The task – Select all lines in the records that include "JSON".

--- Provided records ---

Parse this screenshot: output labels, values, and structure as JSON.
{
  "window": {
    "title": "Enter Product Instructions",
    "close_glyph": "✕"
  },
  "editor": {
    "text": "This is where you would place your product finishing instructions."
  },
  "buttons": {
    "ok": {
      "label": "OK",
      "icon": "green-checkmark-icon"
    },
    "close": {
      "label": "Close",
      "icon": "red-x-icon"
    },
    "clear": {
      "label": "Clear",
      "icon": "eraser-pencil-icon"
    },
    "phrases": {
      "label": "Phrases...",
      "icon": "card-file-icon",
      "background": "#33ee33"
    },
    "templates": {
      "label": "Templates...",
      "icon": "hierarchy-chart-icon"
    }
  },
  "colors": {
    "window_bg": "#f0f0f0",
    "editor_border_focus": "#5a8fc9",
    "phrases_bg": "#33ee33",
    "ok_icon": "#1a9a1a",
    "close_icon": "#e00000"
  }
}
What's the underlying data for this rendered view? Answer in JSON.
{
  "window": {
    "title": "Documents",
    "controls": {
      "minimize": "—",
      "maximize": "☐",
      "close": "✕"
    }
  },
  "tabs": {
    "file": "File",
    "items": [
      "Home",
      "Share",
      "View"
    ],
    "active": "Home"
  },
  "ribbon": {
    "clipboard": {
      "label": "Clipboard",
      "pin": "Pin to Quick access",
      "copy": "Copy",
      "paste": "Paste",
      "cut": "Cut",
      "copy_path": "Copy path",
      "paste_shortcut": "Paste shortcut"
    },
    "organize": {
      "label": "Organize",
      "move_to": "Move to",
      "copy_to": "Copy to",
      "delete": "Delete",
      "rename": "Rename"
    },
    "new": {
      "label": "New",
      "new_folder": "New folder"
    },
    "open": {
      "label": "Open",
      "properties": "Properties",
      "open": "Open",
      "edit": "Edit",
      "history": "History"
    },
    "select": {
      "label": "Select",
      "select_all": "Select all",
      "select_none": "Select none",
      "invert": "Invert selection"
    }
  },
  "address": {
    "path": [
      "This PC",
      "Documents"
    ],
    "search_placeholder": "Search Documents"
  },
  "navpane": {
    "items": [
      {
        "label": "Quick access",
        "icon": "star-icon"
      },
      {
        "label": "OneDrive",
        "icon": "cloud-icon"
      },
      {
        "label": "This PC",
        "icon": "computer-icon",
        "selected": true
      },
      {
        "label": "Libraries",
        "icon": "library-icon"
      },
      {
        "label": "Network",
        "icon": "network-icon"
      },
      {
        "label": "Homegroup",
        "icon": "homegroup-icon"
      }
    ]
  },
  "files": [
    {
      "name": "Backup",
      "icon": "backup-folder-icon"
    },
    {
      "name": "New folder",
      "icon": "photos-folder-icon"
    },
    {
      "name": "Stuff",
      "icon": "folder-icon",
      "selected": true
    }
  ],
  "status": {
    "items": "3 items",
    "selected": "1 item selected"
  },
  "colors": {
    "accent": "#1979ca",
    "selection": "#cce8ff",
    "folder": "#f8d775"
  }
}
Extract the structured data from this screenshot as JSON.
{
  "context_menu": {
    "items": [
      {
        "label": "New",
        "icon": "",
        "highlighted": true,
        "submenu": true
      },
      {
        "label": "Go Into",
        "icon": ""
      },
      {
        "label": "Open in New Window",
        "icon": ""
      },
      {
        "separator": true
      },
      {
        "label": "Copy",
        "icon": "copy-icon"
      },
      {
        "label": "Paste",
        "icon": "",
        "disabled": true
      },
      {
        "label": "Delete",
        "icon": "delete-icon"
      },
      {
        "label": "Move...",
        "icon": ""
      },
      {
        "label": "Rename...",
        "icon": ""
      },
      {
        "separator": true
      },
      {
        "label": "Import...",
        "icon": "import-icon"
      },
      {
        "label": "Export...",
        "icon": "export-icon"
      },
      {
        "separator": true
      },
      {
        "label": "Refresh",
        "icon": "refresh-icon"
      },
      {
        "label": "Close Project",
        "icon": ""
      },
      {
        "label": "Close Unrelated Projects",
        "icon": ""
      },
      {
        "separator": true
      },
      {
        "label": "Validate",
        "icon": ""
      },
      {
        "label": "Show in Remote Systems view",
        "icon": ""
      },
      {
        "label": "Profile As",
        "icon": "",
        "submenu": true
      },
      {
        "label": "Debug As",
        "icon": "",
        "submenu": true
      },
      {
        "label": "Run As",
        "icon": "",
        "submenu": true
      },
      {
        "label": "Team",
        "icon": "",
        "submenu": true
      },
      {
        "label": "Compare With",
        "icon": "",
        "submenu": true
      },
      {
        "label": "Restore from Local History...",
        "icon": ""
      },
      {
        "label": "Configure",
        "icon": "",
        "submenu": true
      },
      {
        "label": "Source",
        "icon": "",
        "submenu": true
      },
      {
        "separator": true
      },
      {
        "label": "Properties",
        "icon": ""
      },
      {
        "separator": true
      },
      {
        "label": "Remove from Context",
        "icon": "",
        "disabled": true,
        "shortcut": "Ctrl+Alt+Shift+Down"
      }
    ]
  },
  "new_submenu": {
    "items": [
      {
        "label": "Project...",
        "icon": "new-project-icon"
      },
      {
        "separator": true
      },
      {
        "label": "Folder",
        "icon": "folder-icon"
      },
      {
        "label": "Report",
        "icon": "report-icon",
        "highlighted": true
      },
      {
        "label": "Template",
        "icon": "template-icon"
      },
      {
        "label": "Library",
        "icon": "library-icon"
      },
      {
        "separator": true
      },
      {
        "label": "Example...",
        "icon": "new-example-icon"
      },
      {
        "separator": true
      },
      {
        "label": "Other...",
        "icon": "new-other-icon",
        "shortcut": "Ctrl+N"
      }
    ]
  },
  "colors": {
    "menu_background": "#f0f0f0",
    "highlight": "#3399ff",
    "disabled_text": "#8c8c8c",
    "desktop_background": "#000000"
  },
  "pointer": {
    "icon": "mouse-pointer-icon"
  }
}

---

Result for this task –
Parse this screenshot: output labels, values, and structure as JSON.
What's the underlying data for this rendered view? Answer in JSON.
Extract the structured data from this screenshot as JSON.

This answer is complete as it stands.